(Dataset entries)
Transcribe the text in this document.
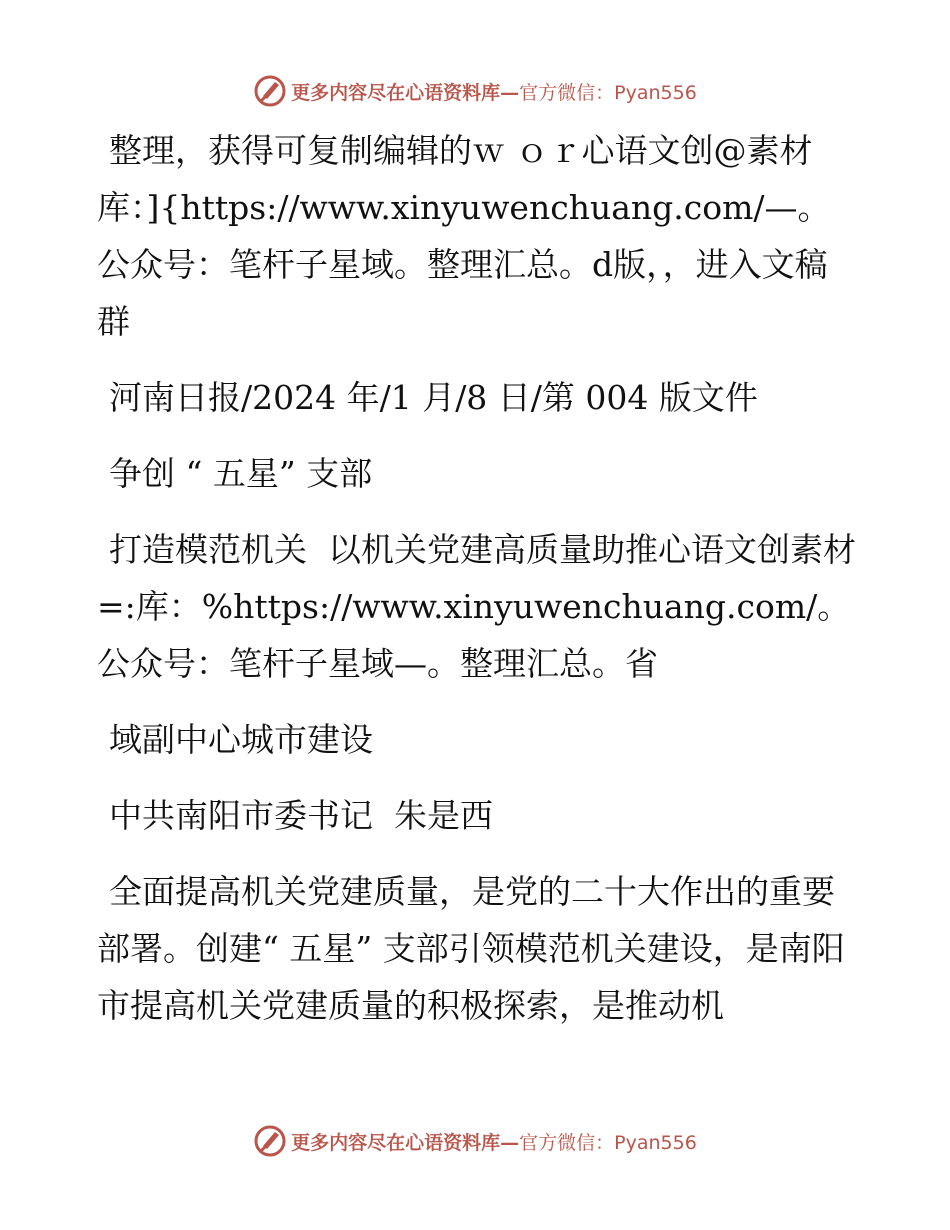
更多内容尽在心语资料库— 官方微信：Pyan556

整理，获得可复制编辑的ｗ ｏｒ心语文创@素材库：]{https://www.xinyuwenchuang.com/—。公众号：笔杆子星域。整理汇总。d版，，进入文稿群

河南日报/2024 年/1 月/8 日/第 004 版文件

争创 “ 五星” 支部

打造模范机关  以机关党建高质量助推心语文创素材=:库：%https://www.xinyuwenchuang.com/。公众号：笔杆子星域—。整理汇总。省

域副中心城市建设

中共南阳市委书记  朱是西

全面提高机关党建质量，是党的二十大作出的重要部署。创建“ 五星” 支部引领模范机关建设，是南阳市提高机关党建质量的积极探索，是推动机

更多内容尽在心语资料库— 官方微信：Pyan556
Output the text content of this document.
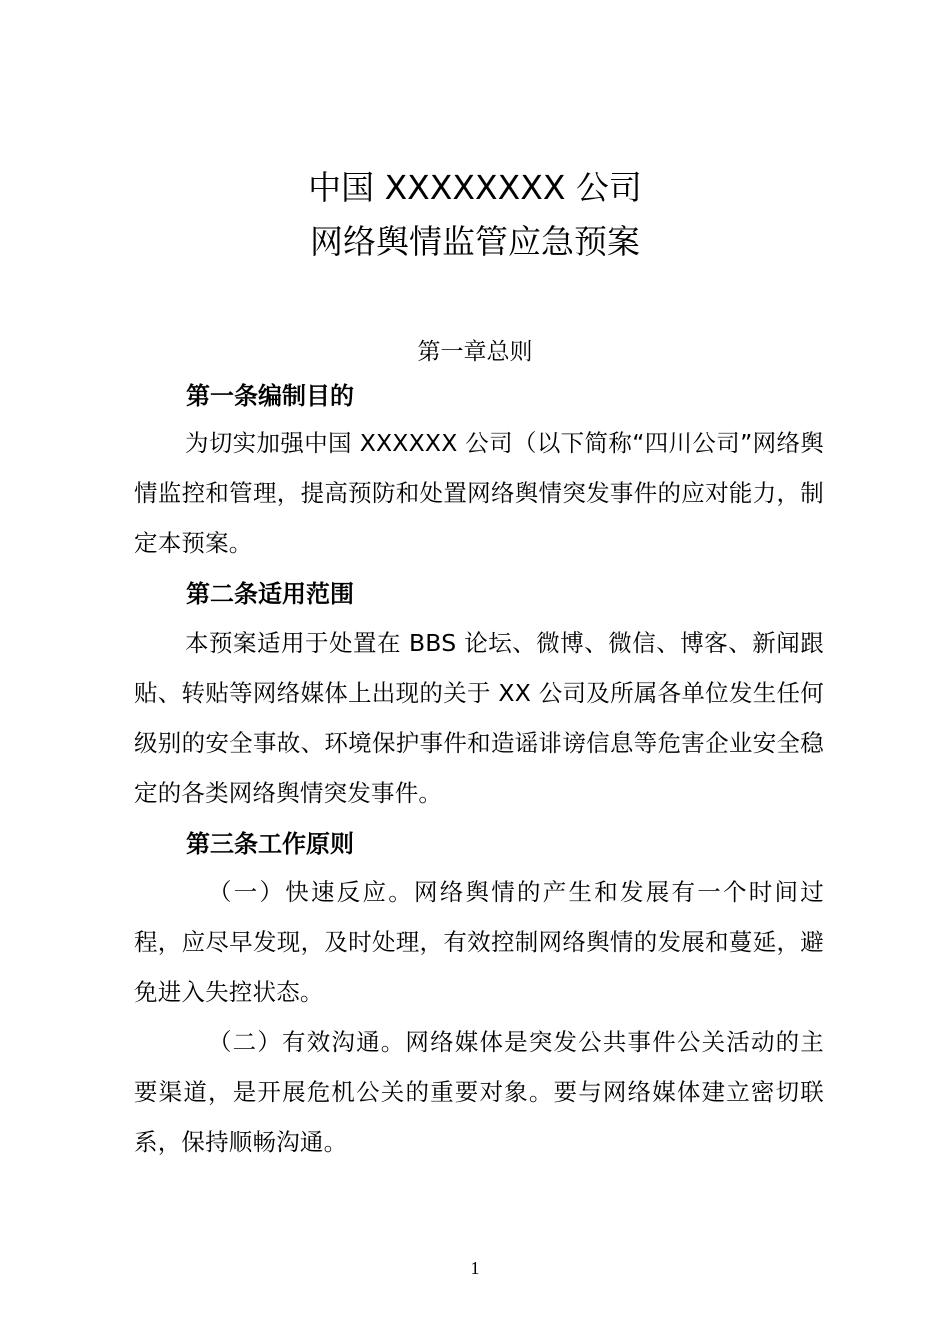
中国 XXXXXXXX 公司
网络舆情监管应急预案
第一章总则
第一条编制目的
为切实加强中国 XXXXXX 公司（以下简称“四川公司”网络舆情监控和管理，提高预防和处置网络舆情突发事件的应对能力，制定本预案。
第二条适用范围
本预案适用于处置在 BBS 论坛、微博、微信、博客、新闻跟贴、转贴等网络媒体上出现的关于 XX 公司及所属各单位发生任何级别的安全事故、环境保护事件和造谣诽谤信息等危害企业安全稳定的各类网络舆情突发事件。
第三条工作原则
（一）快速反应。网络舆情的产生和发展有一个时间过程，应尽早发现，及时处理，有效控制网络舆情的发展和蔓延，避免进入失控状态。
（二）有效沟通。网络媒体是突发公共事件公关活动的主要渠道，是开展危机公关的重要对象。要与网络媒体建立密切联系，保持顺畅沟通。
1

### Required work
Omit the pictures, and quote the material above exactly as given.

### Answer below
Transcribe the text in this document.
更多内容尽在心语资料库— 官方微信：Pyan556

整理，获得可复制编辑的ｗ ｏｒ心语文创@素材库：]{https://www.xinyuwenchuang.com/—。公众号：笔杆子星域。整理汇总。d版，，进入文稿群

河南日报/2024 年/1 月/8 日/第 004 版文件

争创 “ 五星” 支部

打造模范机关  以机关党建高质量助推心语文创素材=:库：%https://www.xinyuwenchuang.com/。公众号：笔杆子星域—。整理汇总。省

域副中心城市建设

中共南阳市委书记  朱是西

全面提高机关党建质量，是党的二十大作出的重要部署。创建“ 五星” 支部引领模范机关建设，是南阳市提高机关党建质量的积极探索，是推动机

更多内容尽在心语资料库— 官方微信：Pyan556
Output the text content of this document.
中国 XXXXXXXX 公司
网络舆情监管应急预案
第一章总则
第一条编制目的
为切实加强中国 XXXXXX 公司（以下简称“四川公司”网络舆情监控和管理，提高预防和处置网络舆情突发事件的应对能力，制定本预案。
第二条适用范围
本预案适用于处置在 BBS 论坛、微博、微信、博客、新闻跟贴、转贴等网络媒体上出现的关于 XX 公司及所属各单位发生任何级别的安全事故、环境保护事件和造谣诽谤信息等危害企业安全稳定的各类网络舆情突发事件。
第三条工作原则
（一）快速反应。网络舆情的产生和发展有一个时间过程，应尽早发现，及时处理，有效控制网络舆情的发展和蔓延，避免进入失控状态。
（二）有效沟通。网络媒体是突发公共事件公关活动的主要渠道，是开展危机公关的重要对象。要与网络媒体建立密切联系，保持顺畅沟通。
1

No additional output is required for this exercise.